◆ Record list:
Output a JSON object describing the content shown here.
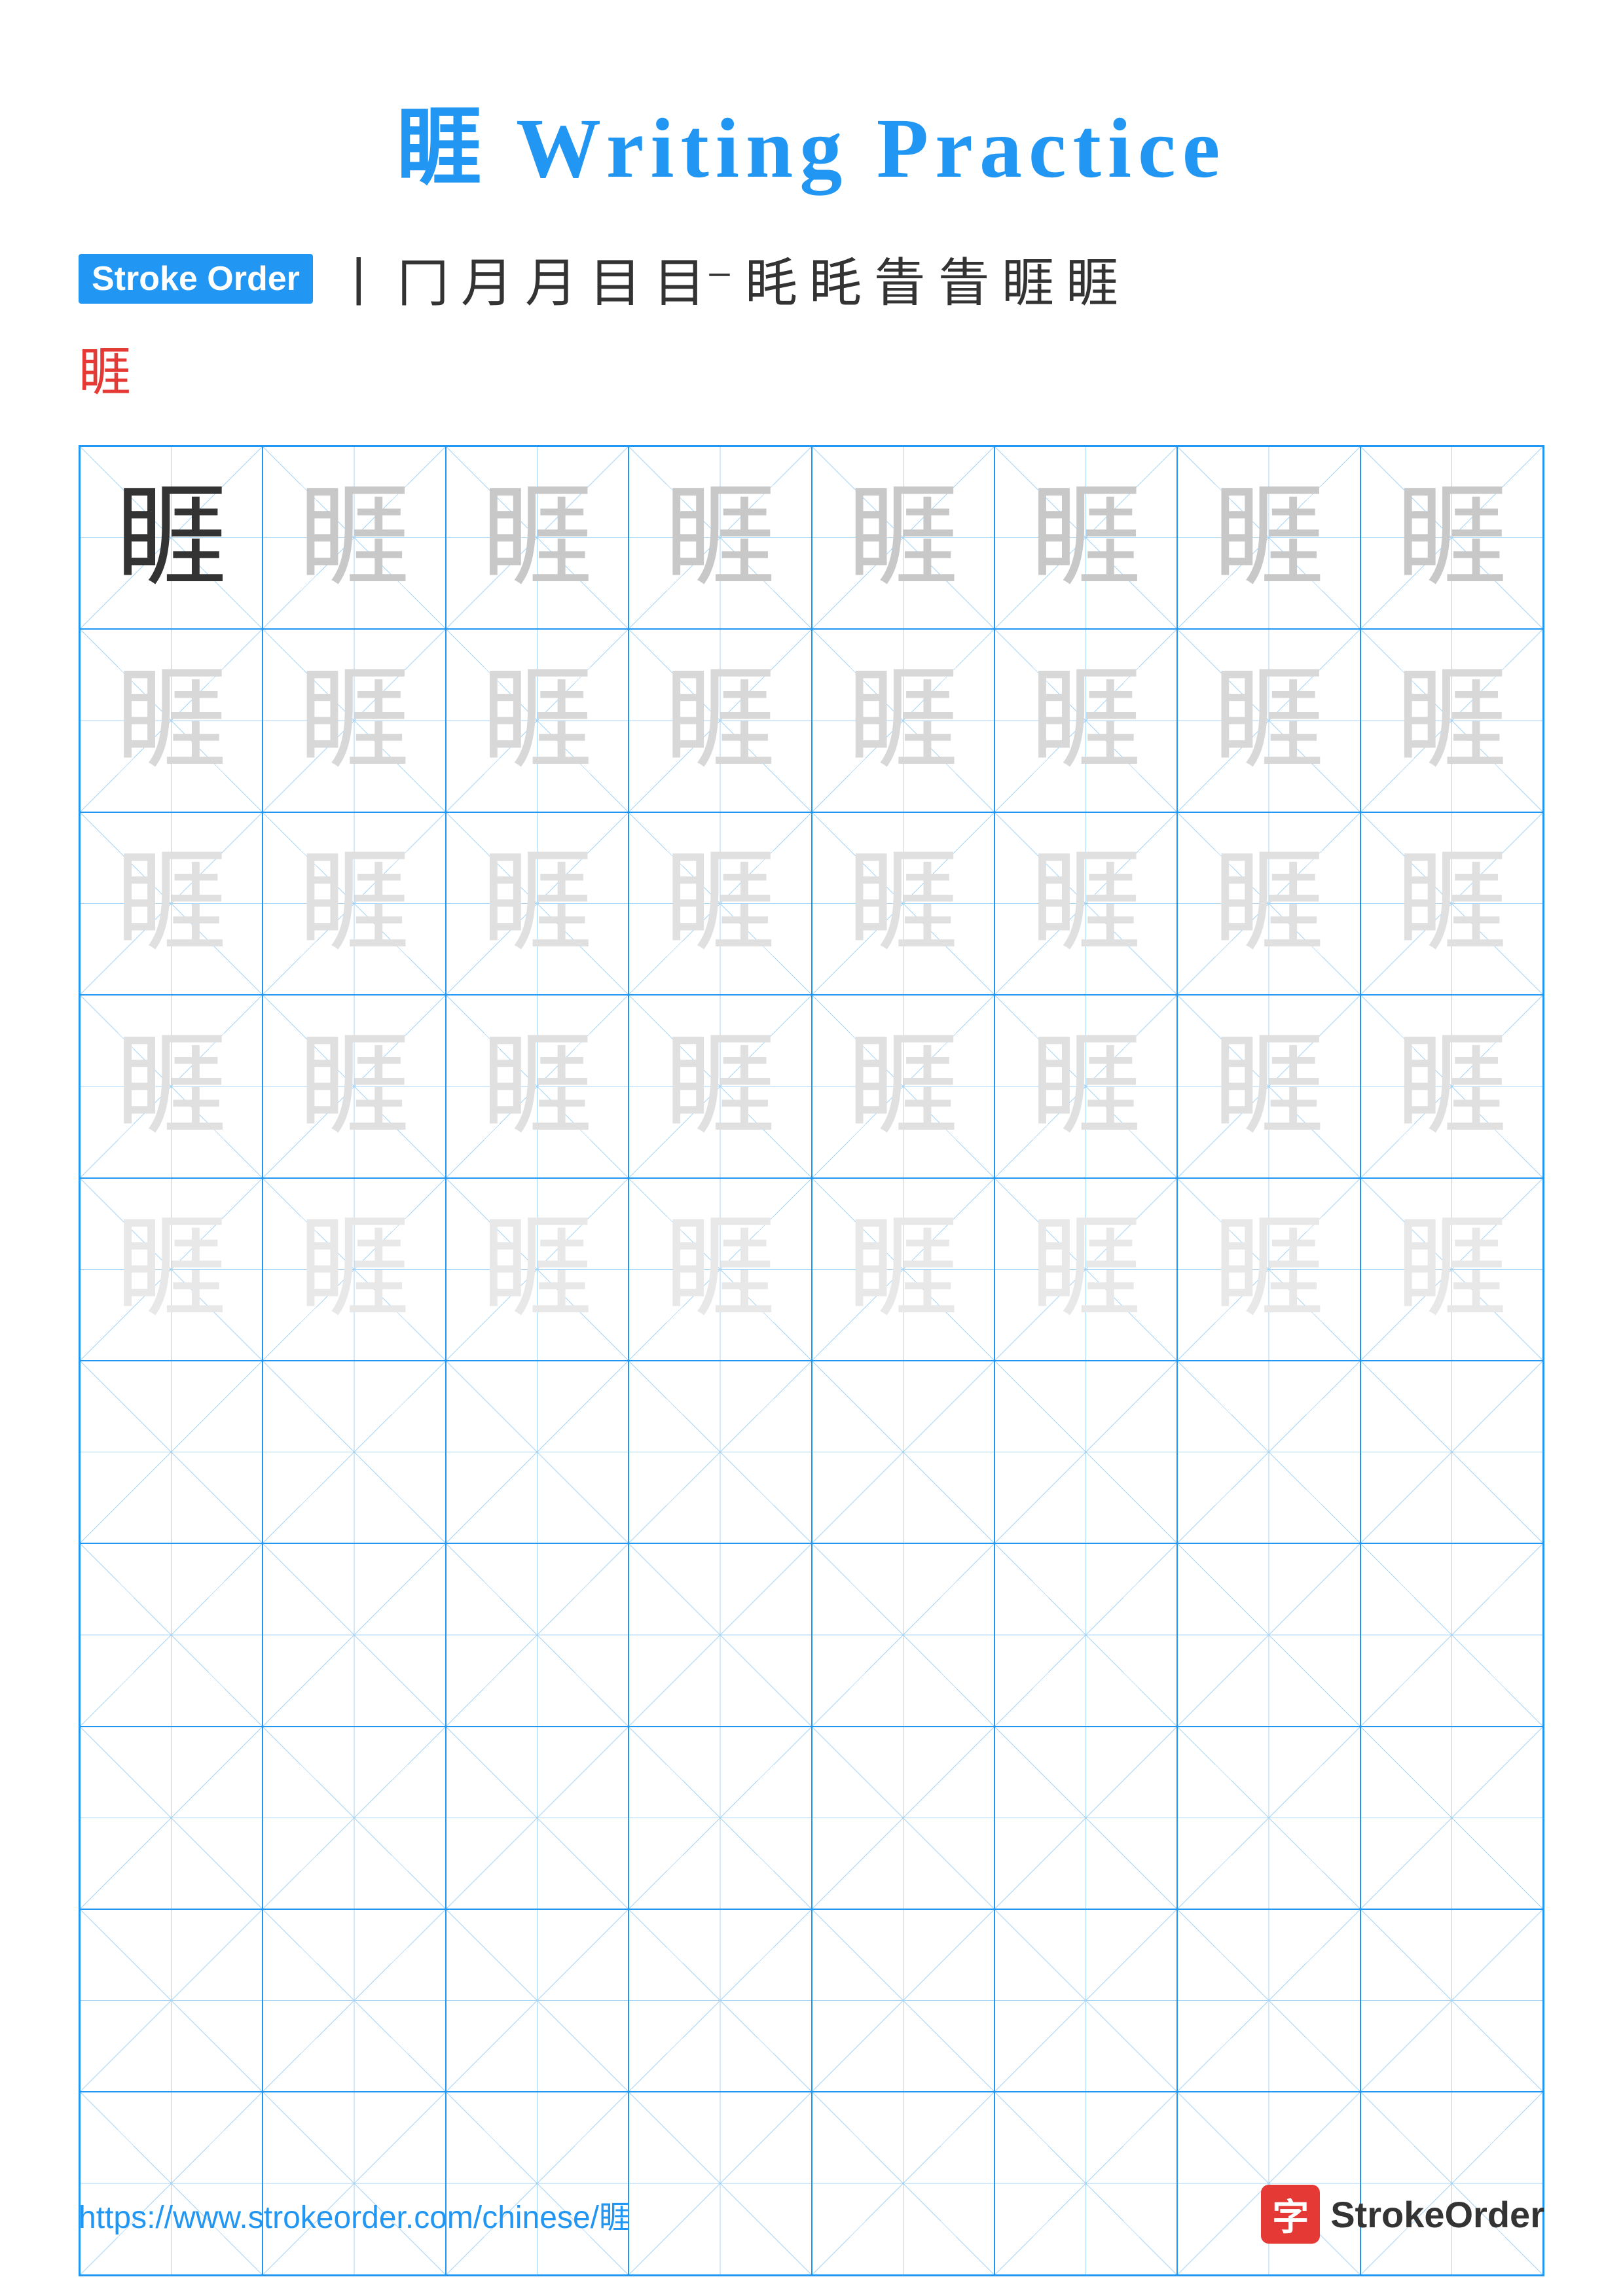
{
  "title": "睚 Writing Practice",
  "stroke_order": {
    "label": "Stroke Order",
    "characters": [
      "丨",
      "冂",
      "月",
      "月",
      "目",
      "目",
      "眊",
      "眊",
      "眊",
      "眚",
      "眚",
      "眚",
      "睚"
    ],
    "final_char": "睚"
  },
  "character": "睚",
  "grid": {
    "rows": 10,
    "cols": 8,
    "filled_rows": 5,
    "empty_rows": 5
  },
  "footer": {
    "url": "https://www.strokeorder.com/chinese/睚",
    "logo_char": "字",
    "logo_text": "StrokeOrder"
  }
}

◆ Goal of the exercise: Except for the pictures, copy the material above exactly.

◆ Solution to this task:
Output a JSON object describing the content shown here.
{
  "title": "睚 Writing Practice",
  "stroke_order": {
    "label": "Stroke Order",
    "characters": [
      "丨",
      "冂",
      "月",
      "月",
      "目",
      "目",
      "眊",
      "眊",
      "眊",
      "眚",
      "眚",
      "眚",
      "睚"
    ],
    "final_char": "睚"
  },
  "character": "睚",
  "grid": {
    "rows": 10,
    "cols": 8,
    "filled_rows": 5,
    "empty_rows": 5
  },
  "footer": {
    "url": "https://www.strokeorder.com/chinese/睚",
    "logo_char": "字",
    "logo_text": "StrokeOrder"
  }
}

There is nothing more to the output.